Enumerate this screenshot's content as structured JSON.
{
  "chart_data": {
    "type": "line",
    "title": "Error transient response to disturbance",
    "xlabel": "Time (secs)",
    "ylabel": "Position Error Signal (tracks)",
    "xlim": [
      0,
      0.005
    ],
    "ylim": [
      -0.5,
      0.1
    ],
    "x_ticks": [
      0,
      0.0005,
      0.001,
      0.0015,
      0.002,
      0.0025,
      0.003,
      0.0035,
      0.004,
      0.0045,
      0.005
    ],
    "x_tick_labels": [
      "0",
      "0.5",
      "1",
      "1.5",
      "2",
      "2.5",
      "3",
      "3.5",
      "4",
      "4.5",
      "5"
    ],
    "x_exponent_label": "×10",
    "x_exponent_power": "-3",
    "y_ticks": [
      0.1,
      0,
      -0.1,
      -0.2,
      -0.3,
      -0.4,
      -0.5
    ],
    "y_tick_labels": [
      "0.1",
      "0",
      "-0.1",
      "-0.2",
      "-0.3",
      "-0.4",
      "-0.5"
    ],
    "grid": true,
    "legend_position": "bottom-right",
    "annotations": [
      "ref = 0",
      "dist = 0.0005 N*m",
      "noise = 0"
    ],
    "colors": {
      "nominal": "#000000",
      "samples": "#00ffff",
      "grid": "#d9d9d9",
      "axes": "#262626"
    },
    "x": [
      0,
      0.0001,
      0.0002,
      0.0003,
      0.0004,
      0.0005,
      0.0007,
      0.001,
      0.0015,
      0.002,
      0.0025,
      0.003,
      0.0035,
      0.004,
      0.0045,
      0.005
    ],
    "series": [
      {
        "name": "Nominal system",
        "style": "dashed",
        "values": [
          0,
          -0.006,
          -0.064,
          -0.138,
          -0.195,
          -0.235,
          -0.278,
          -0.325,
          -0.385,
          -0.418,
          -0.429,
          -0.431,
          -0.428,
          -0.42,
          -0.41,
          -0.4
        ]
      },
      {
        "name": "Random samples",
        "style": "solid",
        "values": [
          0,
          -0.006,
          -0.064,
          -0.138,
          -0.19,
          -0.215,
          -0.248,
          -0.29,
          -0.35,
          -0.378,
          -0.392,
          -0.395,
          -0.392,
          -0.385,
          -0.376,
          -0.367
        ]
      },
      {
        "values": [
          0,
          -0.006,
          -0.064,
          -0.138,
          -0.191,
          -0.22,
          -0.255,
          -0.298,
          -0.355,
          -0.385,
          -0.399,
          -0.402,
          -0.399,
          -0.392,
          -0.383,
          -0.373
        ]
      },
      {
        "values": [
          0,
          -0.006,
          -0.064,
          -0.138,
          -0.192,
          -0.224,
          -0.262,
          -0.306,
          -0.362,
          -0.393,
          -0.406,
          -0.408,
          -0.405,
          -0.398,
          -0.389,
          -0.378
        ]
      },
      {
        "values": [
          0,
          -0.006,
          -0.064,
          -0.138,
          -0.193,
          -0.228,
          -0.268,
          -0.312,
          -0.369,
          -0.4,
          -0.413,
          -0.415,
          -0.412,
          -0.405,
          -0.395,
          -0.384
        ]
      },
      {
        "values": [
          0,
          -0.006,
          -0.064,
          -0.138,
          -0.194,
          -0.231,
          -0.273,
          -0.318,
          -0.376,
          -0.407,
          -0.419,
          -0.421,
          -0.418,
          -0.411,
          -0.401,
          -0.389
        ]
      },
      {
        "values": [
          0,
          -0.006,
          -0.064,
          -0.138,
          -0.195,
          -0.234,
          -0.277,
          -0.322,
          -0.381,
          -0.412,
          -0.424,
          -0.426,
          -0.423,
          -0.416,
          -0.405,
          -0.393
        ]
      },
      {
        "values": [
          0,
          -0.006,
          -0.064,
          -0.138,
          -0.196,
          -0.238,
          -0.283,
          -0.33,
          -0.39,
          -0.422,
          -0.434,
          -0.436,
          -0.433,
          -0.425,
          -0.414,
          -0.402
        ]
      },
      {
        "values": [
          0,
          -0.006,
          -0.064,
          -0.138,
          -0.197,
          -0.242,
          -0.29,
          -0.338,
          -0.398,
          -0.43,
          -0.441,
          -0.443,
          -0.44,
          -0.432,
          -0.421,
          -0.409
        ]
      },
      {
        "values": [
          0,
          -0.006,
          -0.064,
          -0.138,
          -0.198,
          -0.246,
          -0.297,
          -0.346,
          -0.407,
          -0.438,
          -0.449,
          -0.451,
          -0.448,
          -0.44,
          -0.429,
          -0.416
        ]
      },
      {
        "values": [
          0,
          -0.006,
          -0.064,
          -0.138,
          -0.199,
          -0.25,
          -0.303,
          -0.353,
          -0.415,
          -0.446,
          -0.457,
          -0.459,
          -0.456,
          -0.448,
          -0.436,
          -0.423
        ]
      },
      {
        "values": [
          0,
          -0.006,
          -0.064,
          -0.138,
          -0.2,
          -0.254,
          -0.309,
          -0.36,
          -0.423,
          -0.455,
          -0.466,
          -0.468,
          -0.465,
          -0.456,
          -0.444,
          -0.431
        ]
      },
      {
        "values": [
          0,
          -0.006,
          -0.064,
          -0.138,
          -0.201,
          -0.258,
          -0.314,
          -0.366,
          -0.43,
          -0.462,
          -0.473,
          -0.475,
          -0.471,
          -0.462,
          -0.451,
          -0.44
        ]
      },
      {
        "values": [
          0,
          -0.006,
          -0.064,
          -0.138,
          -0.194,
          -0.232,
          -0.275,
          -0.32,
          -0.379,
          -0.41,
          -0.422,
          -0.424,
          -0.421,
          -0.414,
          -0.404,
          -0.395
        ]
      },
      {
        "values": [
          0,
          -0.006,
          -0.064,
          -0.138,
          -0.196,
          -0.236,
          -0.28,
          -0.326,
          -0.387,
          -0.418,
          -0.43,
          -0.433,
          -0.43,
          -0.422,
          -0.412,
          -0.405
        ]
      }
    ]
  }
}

_WHAT YOU ARE ASKED TO DO_
Output all records verbatim.

_THE ANSWER_
Enumerate this screenshot's content as structured JSON.
{
  "chart_data": {
    "type": "line",
    "title": "Error transient response to disturbance",
    "xlabel": "Time (secs)",
    "ylabel": "Position Error Signal (tracks)",
    "xlim": [
      0,
      0.005
    ],
    "ylim": [
      -0.5,
      0.1
    ],
    "x_ticks": [
      0,
      0.0005,
      0.001,
      0.0015,
      0.002,
      0.0025,
      0.003,
      0.0035,
      0.004,
      0.0045,
      0.005
    ],
    "x_tick_labels": [
      "0",
      "0.5",
      "1",
      "1.5",
      "2",
      "2.5",
      "3",
      "3.5",
      "4",
      "4.5",
      "5"
    ],
    "x_exponent_label": "×10",
    "x_exponent_power": "-3",
    "y_ticks": [
      0.1,
      0,
      -0.1,
      -0.2,
      -0.3,
      -0.4,
      -0.5
    ],
    "y_tick_labels": [
      "0.1",
      "0",
      "-0.1",
      "-0.2",
      "-0.3",
      "-0.4",
      "-0.5"
    ],
    "grid": true,
    "legend_position": "bottom-right",
    "annotations": [
      "ref = 0",
      "dist = 0.0005 N*m",
      "noise = 0"
    ],
    "colors": {
      "nominal": "#000000",
      "samples": "#00ffff",
      "grid": "#d9d9d9",
      "axes": "#262626"
    },
    "x": [
      0,
      0.0001,
      0.0002,
      0.0003,
      0.0004,
      0.0005,
      0.0007,
      0.001,
      0.0015,
      0.002,
      0.0025,
      0.003,
      0.0035,
      0.004,
      0.0045,
      0.005
    ],
    "series": [
      {
        "name": "Nominal system",
        "style": "dashed",
        "values": [
          0,
          -0.006,
          -0.064,
          -0.138,
          -0.195,
          -0.235,
          -0.278,
          -0.325,
          -0.385,
          -0.418,
          -0.429,
          -0.431,
          -0.428,
          -0.42,
          -0.41,
          -0.4
        ]
      },
      {
        "name": "Random samples",
        "style": "solid",
        "values": [
          0,
          -0.006,
          -0.064,
          -0.138,
          -0.19,
          -0.215,
          -0.248,
          -0.29,
          -0.35,
          -0.378,
          -0.392,
          -0.395,
          -0.392,
          -0.385,
          -0.376,
          -0.367
        ]
      },
      {
        "values": [
          0,
          -0.006,
          -0.064,
          -0.138,
          -0.191,
          -0.22,
          -0.255,
          -0.298,
          -0.355,
          -0.385,
          -0.399,
          -0.402,
          -0.399,
          -0.392,
          -0.383,
          -0.373
        ]
      },
      {
        "values": [
          0,
          -0.006,
          -0.064,
          -0.138,
          -0.192,
          -0.224,
          -0.262,
          -0.306,
          -0.362,
          -0.393,
          -0.406,
          -0.408,
          -0.405,
          -0.398,
          -0.389,
          -0.378
        ]
      },
      {
        "values": [
          0,
          -0.006,
          -0.064,
          -0.138,
          -0.193,
          -0.228,
          -0.268,
          -0.312,
          -0.369,
          -0.4,
          -0.413,
          -0.415,
          -0.412,
          -0.405,
          -0.395,
          -0.384
        ]
      },
      {
        "values": [
          0,
          -0.006,
          -0.064,
          -0.138,
          -0.194,
          -0.231,
          -0.273,
          -0.318,
          -0.376,
          -0.407,
          -0.419,
          -0.421,
          -0.418,
          -0.411,
          -0.401,
          -0.389
        ]
      },
      {
        "values": [
          0,
          -0.006,
          -0.064,
          -0.138,
          -0.195,
          -0.234,
          -0.277,
          -0.322,
          -0.381,
          -0.412,
          -0.424,
          -0.426,
          -0.423,
          -0.416,
          -0.405,
          -0.393
        ]
      },
      {
        "values": [
          0,
          -0.006,
          -0.064,
          -0.138,
          -0.196,
          -0.238,
          -0.283,
          -0.33,
          -0.39,
          -0.422,
          -0.434,
          -0.436,
          -0.433,
          -0.425,
          -0.414,
          -0.402
        ]
      },
      {
        "values": [
          0,
          -0.006,
          -0.064,
          -0.138,
          -0.197,
          -0.242,
          -0.29,
          -0.338,
          -0.398,
          -0.43,
          -0.441,
          -0.443,
          -0.44,
          -0.432,
          -0.421,
          -0.409
        ]
      },
      {
        "values": [
          0,
          -0.006,
          -0.064,
          -0.138,
          -0.198,
          -0.246,
          -0.297,
          -0.346,
          -0.407,
          -0.438,
          -0.449,
          -0.451,
          -0.448,
          -0.44,
          -0.429,
          -0.416
        ]
      },
      {
        "values": [
          0,
          -0.006,
          -0.064,
          -0.138,
          -0.199,
          -0.25,
          -0.303,
          -0.353,
          -0.415,
          -0.446,
          -0.457,
          -0.459,
          -0.456,
          -0.448,
          -0.436,
          -0.423
        ]
      },
      {
        "values": [
          0,
          -0.006,
          -0.064,
          -0.138,
          -0.2,
          -0.254,
          -0.309,
          -0.36,
          -0.423,
          -0.455,
          -0.466,
          -0.468,
          -0.465,
          -0.456,
          -0.444,
          -0.431
        ]
      },
      {
        "values": [
          0,
          -0.006,
          -0.064,
          -0.138,
          -0.201,
          -0.258,
          -0.314,
          -0.366,
          -0.43,
          -0.462,
          -0.473,
          -0.475,
          -0.471,
          -0.462,
          -0.451,
          -0.44
        ]
      },
      {
        "values": [
          0,
          -0.006,
          -0.064,
          -0.138,
          -0.194,
          -0.232,
          -0.275,
          -0.32,
          -0.379,
          -0.41,
          -0.422,
          -0.424,
          -0.421,
          -0.414,
          -0.404,
          -0.395
        ]
      },
      {
        "values": [
          0,
          -0.006,
          -0.064,
          -0.138,
          -0.196,
          -0.236,
          -0.28,
          -0.326,
          -0.387,
          -0.418,
          -0.43,
          -0.433,
          -0.43,
          -0.422,
          -0.412,
          -0.405
        ]
      }
    ]
  }
}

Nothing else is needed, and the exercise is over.